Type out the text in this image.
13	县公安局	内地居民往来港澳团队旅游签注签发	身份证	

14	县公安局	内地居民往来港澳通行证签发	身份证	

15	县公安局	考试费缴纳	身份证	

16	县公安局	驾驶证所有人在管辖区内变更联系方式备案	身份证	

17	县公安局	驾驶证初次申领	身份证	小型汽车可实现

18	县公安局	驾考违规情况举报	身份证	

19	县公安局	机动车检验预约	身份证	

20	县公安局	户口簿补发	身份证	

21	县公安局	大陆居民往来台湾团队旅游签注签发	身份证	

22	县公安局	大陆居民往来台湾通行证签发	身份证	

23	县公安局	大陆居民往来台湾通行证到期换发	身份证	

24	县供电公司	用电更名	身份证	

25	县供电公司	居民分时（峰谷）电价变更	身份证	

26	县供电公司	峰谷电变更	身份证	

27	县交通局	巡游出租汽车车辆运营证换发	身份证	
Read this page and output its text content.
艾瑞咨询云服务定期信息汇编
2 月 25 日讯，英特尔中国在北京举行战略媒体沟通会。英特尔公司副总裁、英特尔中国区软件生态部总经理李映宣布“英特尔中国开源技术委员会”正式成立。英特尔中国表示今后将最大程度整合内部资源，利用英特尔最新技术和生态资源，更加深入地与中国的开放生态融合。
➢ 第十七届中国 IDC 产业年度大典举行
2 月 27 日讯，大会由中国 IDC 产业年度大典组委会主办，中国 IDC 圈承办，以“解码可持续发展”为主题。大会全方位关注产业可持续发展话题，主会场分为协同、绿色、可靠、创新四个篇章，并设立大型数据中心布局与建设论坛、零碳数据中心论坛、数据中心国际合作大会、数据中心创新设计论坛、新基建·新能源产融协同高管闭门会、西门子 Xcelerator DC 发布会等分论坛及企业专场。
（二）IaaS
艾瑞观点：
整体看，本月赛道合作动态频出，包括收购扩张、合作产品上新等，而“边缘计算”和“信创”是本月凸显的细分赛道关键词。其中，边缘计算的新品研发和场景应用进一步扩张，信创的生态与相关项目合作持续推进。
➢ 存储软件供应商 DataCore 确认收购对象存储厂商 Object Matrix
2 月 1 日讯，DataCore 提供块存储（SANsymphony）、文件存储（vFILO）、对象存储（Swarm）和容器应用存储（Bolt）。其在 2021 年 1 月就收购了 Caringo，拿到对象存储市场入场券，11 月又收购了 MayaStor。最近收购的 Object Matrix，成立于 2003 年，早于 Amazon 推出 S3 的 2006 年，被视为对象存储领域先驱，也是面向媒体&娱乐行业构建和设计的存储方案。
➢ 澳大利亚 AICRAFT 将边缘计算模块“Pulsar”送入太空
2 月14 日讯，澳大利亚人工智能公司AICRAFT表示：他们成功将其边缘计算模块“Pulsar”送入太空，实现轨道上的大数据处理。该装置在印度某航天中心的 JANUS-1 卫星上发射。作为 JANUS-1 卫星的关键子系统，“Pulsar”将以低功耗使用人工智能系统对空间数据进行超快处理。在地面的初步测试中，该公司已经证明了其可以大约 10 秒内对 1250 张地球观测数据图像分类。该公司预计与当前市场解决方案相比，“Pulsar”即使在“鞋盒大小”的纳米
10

* Given instruction *
Give a word-for-word copy of the records.

* Result of this exercise *
Type out the text in this image.
13	县公安局	内地居民往来港澳团队旅游签注签发	身份证	

14	县公安局	内地居民往来港澳通行证签发	身份证	

15	县公安局	考试费缴纳	身份证	

16	县公安局	驾驶证所有人在管辖区内变更联系方式备案	身份证	

17	县公安局	驾驶证初次申领	身份证	小型汽车可实现

18	县公安局	驾考违规情况举报	身份证	

19	县公安局	机动车检验预约	身份证	

20	县公安局	户口簿补发	身份证	

21	县公安局	大陆居民往来台湾团队旅游签注签发	身份证	

22	县公安局	大陆居民往来台湾通行证签发	身份证	

23	县公安局	大陆居民往来台湾通行证到期换发	身份证	

24	县供电公司	用电更名	身份证	

25	县供电公司	居民分时（峰谷）电价变更	身份证	

26	县供电公司	峰谷电变更	身份证	

27	县交通局	巡游出租汽车车辆运营证换发	身份证	
Read this page and output its text content.
艾瑞咨询云服务定期信息汇编
2 月 25 日讯，英特尔中国在北京举行战略媒体沟通会。英特尔公司副总裁、英特尔中国区软件生态部总经理李映宣布“英特尔中国开源技术委员会”正式成立。英特尔中国表示今后将最大程度整合内部资源，利用英特尔最新技术和生态资源，更加深入地与中国的开放生态融合。
➢ 第十七届中国 IDC 产业年度大典举行
2 月 27 日讯，大会由中国 IDC 产业年度大典组委会主办，中国 IDC 圈承办，以“解码可持续发展”为主题。大会全方位关注产业可持续发展话题，主会场分为协同、绿色、可靠、创新四个篇章，并设立大型数据中心布局与建设论坛、零碳数据中心论坛、数据中心国际合作大会、数据中心创新设计论坛、新基建·新能源产融协同高管闭门会、西门子 Xcelerator DC 发布会等分论坛及企业专场。
（二）IaaS
艾瑞观点：
整体看，本月赛道合作动态频出，包括收购扩张、合作产品上新等，而“边缘计算”和“信创”是本月凸显的细分赛道关键词。其中，边缘计算的新品研发和场景应用进一步扩张，信创的生态与相关项目合作持续推进。
➢ 存储软件供应商 DataCore 确认收购对象存储厂商 Object Matrix
2 月 1 日讯，DataCore 提供块存储（SANsymphony）、文件存储（vFILO）、对象存储（Swarm）和容器应用存储（Bolt）。其在 2021 年 1 月就收购了 Caringo，拿到对象存储市场入场券，11 月又收购了 MayaStor。最近收购的 Object Matrix，成立于 2003 年，早于 Amazon 推出 S3 的 2006 年，被视为对象存储领域先驱，也是面向媒体&娱乐行业构建和设计的存储方案。
➢ 澳大利亚 AICRAFT 将边缘计算模块“Pulsar”送入太空
2 月14 日讯，澳大利亚人工智能公司AICRAFT表示：他们成功将其边缘计算模块“Pulsar”送入太空，实现轨道上的大数据处理。该装置在印度某航天中心的 JANUS-1 卫星上发射。作为 JANUS-1 卫星的关键子系统，“Pulsar”将以低功耗使用人工智能系统对空间数据进行超快处理。在地面的初步测试中，该公司已经证明了其可以大约 10 秒内对 1250 张地球观测数据图像分类。该公司预计与当前市场解决方案相比，“Pulsar”即使在“鞋盒大小”的纳米
10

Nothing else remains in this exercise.